### TASK TO CARRY OUT
What follows is a block of records; reproduce all of it verbatim.

Collected data:
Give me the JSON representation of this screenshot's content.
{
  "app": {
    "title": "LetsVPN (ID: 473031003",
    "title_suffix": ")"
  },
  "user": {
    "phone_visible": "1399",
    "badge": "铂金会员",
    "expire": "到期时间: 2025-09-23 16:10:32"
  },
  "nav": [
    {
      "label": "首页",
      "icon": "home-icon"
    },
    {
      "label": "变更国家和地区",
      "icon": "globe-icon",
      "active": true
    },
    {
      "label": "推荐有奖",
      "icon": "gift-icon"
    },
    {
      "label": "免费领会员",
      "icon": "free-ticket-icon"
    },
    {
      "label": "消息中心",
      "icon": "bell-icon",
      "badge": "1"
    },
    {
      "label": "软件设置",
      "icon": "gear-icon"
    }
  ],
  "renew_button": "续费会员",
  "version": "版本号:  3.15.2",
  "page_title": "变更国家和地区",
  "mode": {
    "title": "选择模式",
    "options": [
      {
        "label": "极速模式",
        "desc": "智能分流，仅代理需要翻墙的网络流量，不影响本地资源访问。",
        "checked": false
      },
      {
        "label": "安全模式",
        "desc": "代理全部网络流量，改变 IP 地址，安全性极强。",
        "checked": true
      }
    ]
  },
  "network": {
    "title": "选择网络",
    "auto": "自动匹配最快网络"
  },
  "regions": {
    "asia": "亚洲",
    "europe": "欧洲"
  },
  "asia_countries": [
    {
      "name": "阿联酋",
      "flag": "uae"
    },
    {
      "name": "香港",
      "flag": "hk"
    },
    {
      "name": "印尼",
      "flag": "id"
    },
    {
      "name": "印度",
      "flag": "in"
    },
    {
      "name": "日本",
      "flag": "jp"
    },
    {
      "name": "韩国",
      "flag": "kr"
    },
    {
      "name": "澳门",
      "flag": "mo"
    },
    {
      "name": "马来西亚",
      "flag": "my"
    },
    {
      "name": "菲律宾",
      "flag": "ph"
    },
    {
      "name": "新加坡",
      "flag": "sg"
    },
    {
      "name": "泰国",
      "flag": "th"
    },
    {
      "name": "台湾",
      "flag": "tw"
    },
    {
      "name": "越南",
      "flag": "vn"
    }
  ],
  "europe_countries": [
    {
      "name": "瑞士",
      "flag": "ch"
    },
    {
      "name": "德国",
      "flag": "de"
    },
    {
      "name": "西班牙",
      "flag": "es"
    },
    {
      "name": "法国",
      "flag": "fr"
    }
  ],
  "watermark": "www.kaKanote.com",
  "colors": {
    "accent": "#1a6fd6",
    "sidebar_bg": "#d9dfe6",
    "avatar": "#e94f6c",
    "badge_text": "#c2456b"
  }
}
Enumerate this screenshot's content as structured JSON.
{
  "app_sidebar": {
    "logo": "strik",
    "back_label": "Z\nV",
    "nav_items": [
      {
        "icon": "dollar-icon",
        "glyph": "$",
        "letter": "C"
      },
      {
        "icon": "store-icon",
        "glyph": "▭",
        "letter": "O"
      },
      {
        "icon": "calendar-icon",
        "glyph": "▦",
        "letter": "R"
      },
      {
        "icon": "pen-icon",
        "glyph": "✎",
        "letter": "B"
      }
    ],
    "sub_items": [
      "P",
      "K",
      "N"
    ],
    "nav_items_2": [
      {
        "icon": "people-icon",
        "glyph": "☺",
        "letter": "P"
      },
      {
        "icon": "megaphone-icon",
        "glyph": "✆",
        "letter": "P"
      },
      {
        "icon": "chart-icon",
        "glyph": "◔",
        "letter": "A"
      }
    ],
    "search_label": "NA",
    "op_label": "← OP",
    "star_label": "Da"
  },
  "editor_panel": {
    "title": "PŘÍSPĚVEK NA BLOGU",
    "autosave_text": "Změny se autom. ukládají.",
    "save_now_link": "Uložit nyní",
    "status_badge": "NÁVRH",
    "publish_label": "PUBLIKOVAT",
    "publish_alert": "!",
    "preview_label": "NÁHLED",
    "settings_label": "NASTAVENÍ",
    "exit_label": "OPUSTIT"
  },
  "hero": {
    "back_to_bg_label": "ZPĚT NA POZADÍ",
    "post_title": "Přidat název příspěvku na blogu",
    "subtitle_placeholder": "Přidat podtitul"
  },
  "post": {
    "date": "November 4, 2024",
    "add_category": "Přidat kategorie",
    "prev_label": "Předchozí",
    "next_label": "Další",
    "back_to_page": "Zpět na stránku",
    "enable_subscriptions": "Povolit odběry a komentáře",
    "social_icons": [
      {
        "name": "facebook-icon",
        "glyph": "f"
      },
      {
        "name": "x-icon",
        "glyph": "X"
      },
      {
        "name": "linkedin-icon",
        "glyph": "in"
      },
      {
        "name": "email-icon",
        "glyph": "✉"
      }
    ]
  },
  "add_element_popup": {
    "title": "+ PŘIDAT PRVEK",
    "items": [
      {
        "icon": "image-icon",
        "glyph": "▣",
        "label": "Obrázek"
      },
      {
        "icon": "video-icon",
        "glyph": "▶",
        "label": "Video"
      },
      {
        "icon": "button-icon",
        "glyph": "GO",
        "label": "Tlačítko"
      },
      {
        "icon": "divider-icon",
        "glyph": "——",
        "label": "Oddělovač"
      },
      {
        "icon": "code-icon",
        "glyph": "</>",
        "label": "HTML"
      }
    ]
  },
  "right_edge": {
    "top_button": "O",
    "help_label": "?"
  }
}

### THE REPLY
Give me the JSON representation of this screenshot's content.
{
  "app": {
    "title": "LetsVPN (ID: 473031003",
    "title_suffix": ")"
  },
  "user": {
    "phone_visible": "1399",
    "badge": "铂金会员",
    "expire": "到期时间: 2025-09-23 16:10:32"
  },
  "nav": [
    {
      "label": "首页",
      "icon": "home-icon"
    },
    {
      "label": "变更国家和地区",
      "icon": "globe-icon",
      "active": true
    },
    {
      "label": "推荐有奖",
      "icon": "gift-icon"
    },
    {
      "label": "免费领会员",
      "icon": "free-ticket-icon"
    },
    {
      "label": "消息中心",
      "icon": "bell-icon",
      "badge": "1"
    },
    {
      "label": "软件设置",
      "icon": "gear-icon"
    }
  ],
  "renew_button": "续费会员",
  "version": "版本号:  3.15.2",
  "page_title": "变更国家和地区",
  "mode": {
    "title": "选择模式",
    "options": [
      {
        "label": "极速模式",
        "desc": "智能分流，仅代理需要翻墙的网络流量，不影响本地资源访问。",
        "checked": false
      },
      {
        "label": "安全模式",
        "desc": "代理全部网络流量，改变 IP 地址，安全性极强。",
        "checked": true
      }
    ]
  },
  "network": {
    "title": "选择网络",
    "auto": "自动匹配最快网络"
  },
  "regions": {
    "asia": "亚洲",
    "europe": "欧洲"
  },
  "asia_countries": [
    {
      "name": "阿联酋",
      "flag": "uae"
    },
    {
      "name": "香港",
      "flag": "hk"
    },
    {
      "name": "印尼",
      "flag": "id"
    },
    {
      "name": "印度",
      "flag": "in"
    },
    {
      "name": "日本",
      "flag": "jp"
    },
    {
      "name": "韩国",
      "flag": "kr"
    },
    {
      "name": "澳门",
      "flag": "mo"
    },
    {
      "name": "马来西亚",
      "flag": "my"
    },
    {
      "name": "菲律宾",
      "flag": "ph"
    },
    {
      "name": "新加坡",
      "flag": "sg"
    },
    {
      "name": "泰国",
      "flag": "th"
    },
    {
      "name": "台湾",
      "flag": "tw"
    },
    {
      "name": "越南",
      "flag": "vn"
    }
  ],
  "europe_countries": [
    {
      "name": "瑞士",
      "flag": "ch"
    },
    {
      "name": "德国",
      "flag": "de"
    },
    {
      "name": "西班牙",
      "flag": "es"
    },
    {
      "name": "法国",
      "flag": "fr"
    }
  ],
  "watermark": "www.kaKanote.com",
  "colors": {
    "accent": "#1a6fd6",
    "sidebar_bg": "#d9dfe6",
    "avatar": "#e94f6c",
    "badge_text": "#c2456b"
  }
}
Enumerate this screenshot's content as structured JSON.
{
  "app_sidebar": {
    "logo": "strik",
    "back_label": "Z\nV",
    "nav_items": [
      {
        "icon": "dollar-icon",
        "glyph": "$",
        "letter": "C"
      },
      {
        "icon": "store-icon",
        "glyph": "▭",
        "letter": "O"
      },
      {
        "icon": "calendar-icon",
        "glyph": "▦",
        "letter": "R"
      },
      {
        "icon": "pen-icon",
        "glyph": "✎",
        "letter": "B"
      }
    ],
    "sub_items": [
      "P",
      "K",
      "N"
    ],
    "nav_items_2": [
      {
        "icon": "people-icon",
        "glyph": "☺",
        "letter": "P"
      },
      {
        "icon": "megaphone-icon",
        "glyph": "✆",
        "letter": "P"
      },
      {
        "icon": "chart-icon",
        "glyph": "◔",
        "letter": "A"
      }
    ],
    "search_label": "NA",
    "op_label": "← OP",
    "star_label": "Da"
  },
  "editor_panel": {
    "title": "PŘÍSPĚVEK NA BLOGU",
    "autosave_text": "Změny se autom. ukládají.",
    "save_now_link": "Uložit nyní",
    "status_badge": "NÁVRH",
    "publish_label": "PUBLIKOVAT",
    "publish_alert": "!",
    "preview_label": "NÁHLED",
    "settings_label": "NASTAVENÍ",
    "exit_label": "OPUSTIT"
  },
  "hero": {
    "back_to_bg_label": "ZPĚT NA POZADÍ",
    "post_title": "Přidat název příspěvku na blogu",
    "subtitle_placeholder": "Přidat podtitul"
  },
  "post": {
    "date": "November 4, 2024",
    "add_category": "Přidat kategorie",
    "prev_label": "Předchozí",
    "next_label": "Další",
    "back_to_page": "Zpět na stránku",
    "enable_subscriptions": "Povolit odběry a komentáře",
    "social_icons": [
      {
        "name": "facebook-icon",
        "glyph": "f"
      },
      {
        "name": "x-icon",
        "glyph": "X"
      },
      {
        "name": "linkedin-icon",
        "glyph": "in"
      },
      {
        "name": "email-icon",
        "glyph": "✉"
      }
    ]
  },
  "add_element_popup": {
    "title": "+ PŘIDAT PRVEK",
    "items": [
      {
        "icon": "image-icon",
        "glyph": "▣",
        "label": "Obrázek"
      },
      {
        "icon": "video-icon",
        "glyph": "▶",
        "label": "Video"
      },
      {
        "icon": "button-icon",
        "glyph": "GO",
        "label": "Tlačítko"
      },
      {
        "icon": "divider-icon",
        "glyph": "——",
        "label": "Oddělovač"
      },
      {
        "icon": "code-icon",
        "glyph": "</>",
        "label": "HTML"
      }
    ]
  },
  "right_edge": {
    "top_button": "O",
    "help_label": "?"
  }
}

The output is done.